— BEGIN —

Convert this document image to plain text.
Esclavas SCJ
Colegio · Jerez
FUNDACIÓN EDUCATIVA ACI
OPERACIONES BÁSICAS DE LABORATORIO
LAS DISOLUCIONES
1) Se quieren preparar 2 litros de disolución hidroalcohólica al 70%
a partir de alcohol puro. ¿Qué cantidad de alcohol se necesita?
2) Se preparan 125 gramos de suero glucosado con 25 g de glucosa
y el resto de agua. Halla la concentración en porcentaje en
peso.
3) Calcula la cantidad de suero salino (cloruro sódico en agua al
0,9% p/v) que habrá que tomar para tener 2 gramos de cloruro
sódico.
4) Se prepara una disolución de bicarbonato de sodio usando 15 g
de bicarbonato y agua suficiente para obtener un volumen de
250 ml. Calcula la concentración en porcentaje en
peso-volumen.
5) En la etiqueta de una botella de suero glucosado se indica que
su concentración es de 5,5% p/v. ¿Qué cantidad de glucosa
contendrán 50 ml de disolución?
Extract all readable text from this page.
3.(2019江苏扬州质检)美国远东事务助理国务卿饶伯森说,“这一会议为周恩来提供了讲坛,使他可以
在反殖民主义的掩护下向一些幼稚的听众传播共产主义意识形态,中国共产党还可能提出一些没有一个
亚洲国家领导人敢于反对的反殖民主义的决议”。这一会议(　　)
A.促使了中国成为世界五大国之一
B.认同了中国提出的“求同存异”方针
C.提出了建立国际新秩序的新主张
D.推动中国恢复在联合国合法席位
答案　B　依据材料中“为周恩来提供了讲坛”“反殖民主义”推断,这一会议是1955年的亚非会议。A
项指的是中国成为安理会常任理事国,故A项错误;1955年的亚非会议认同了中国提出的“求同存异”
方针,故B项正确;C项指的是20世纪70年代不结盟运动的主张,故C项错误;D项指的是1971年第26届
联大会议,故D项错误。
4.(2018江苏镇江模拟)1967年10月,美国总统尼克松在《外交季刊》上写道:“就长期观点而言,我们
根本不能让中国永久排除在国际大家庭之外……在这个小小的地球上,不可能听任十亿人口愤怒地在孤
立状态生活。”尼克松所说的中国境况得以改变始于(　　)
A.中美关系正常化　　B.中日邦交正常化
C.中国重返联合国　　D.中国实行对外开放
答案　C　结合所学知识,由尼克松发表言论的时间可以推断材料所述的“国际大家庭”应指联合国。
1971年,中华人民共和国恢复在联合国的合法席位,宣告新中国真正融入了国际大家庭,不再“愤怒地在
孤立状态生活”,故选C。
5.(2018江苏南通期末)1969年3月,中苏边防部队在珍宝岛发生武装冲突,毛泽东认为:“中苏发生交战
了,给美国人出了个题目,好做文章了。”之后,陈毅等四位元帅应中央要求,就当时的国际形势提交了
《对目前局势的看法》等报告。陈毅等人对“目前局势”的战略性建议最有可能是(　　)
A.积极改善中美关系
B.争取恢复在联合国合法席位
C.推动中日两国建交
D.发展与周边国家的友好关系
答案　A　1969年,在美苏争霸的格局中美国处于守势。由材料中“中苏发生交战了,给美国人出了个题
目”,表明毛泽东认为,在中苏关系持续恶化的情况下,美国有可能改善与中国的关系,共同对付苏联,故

— END —

Job - Output every record above exactly as it appears.

Answer to this exercise -
Convert this document image to plain text.
Esclavas SCJ
Colegio · Jerez
FUNDACIÓN EDUCATIVA ACI
OPERACIONES BÁSICAS DE LABORATORIO
LAS DISOLUCIONES
1) Se quieren preparar 2 litros de disolución hidroalcohólica al 70%
a partir de alcohol puro. ¿Qué cantidad de alcohol se necesita?
2) Se preparan 125 gramos de suero glucosado con 25 g de glucosa
y el resto de agua. Halla la concentración en porcentaje en
peso.
3) Calcula la cantidad de suero salino (cloruro sódico en agua al
0,9% p/v) que habrá que tomar para tener 2 gramos de cloruro
sódico.
4) Se prepara una disolución de bicarbonato de sodio usando 15 g
de bicarbonato y agua suficiente para obtener un volumen de
250 ml. Calcula la concentración en porcentaje en
peso-volumen.
5) En la etiqueta de una botella de suero glucosado se indica que
su concentración es de 5,5% p/v. ¿Qué cantidad de glucosa
contendrán 50 ml de disolución?
Extract all readable text from this page.
3.(2019江苏扬州质检)美国远东事务助理国务卿饶伯森说,“这一会议为周恩来提供了讲坛,使他可以
在反殖民主义的掩护下向一些幼稚的听众传播共产主义意识形态,中国共产党还可能提出一些没有一个
亚洲国家领导人敢于反对的反殖民主义的决议”。这一会议(　　)
A.促使了中国成为世界五大国之一
B.认同了中国提出的“求同存异”方针
C.提出了建立国际新秩序的新主张
D.推动中国恢复在联合国合法席位
答案　B　依据材料中“为周恩来提供了讲坛”“反殖民主义”推断,这一会议是1955年的亚非会议。A
项指的是中国成为安理会常任理事国,故A项错误;1955年的亚非会议认同了中国提出的“求同存异”
方针,故B项正确;C项指的是20世纪70年代不结盟运动的主张,故C项错误;D项指的是1971年第26届
联大会议,故D项错误。
4.(2018江苏镇江模拟)1967年10月,美国总统尼克松在《外交季刊》上写道:“就长期观点而言,我们
根本不能让中国永久排除在国际大家庭之外……在这个小小的地球上,不可能听任十亿人口愤怒地在孤
立状态生活。”尼克松所说的中国境况得以改变始于(　　)
A.中美关系正常化　　B.中日邦交正常化
C.中国重返联合国　　D.中国实行对外开放
答案　C　结合所学知识,由尼克松发表言论的时间可以推断材料所述的“国际大家庭”应指联合国。
1971年,中华人民共和国恢复在联合国的合法席位,宣告新中国真正融入了国际大家庭,不再“愤怒地在
孤立状态生活”,故选C。
5.(2018江苏南通期末)1969年3月,中苏边防部队在珍宝岛发生武装冲突,毛泽东认为:“中苏发生交战
了,给美国人出了个题目,好做文章了。”之后,陈毅等四位元帅应中央要求,就当时的国际形势提交了
《对目前局势的看法》等报告。陈毅等人对“目前局势”的战略性建议最有可能是(　　)
A.积极改善中美关系
B.争取恢复在联合国合法席位
C.推动中日两国建交
D.发展与周边国家的友好关系
答案　A　1969年,在美苏争霸的格局中美国处于守势。由材料中“中苏发生交战了,给美国人出了个题
目”,表明毛泽东认为,在中苏关系持续恶化的情况下,美国有可能改善与中国的关系,共同对付苏联,故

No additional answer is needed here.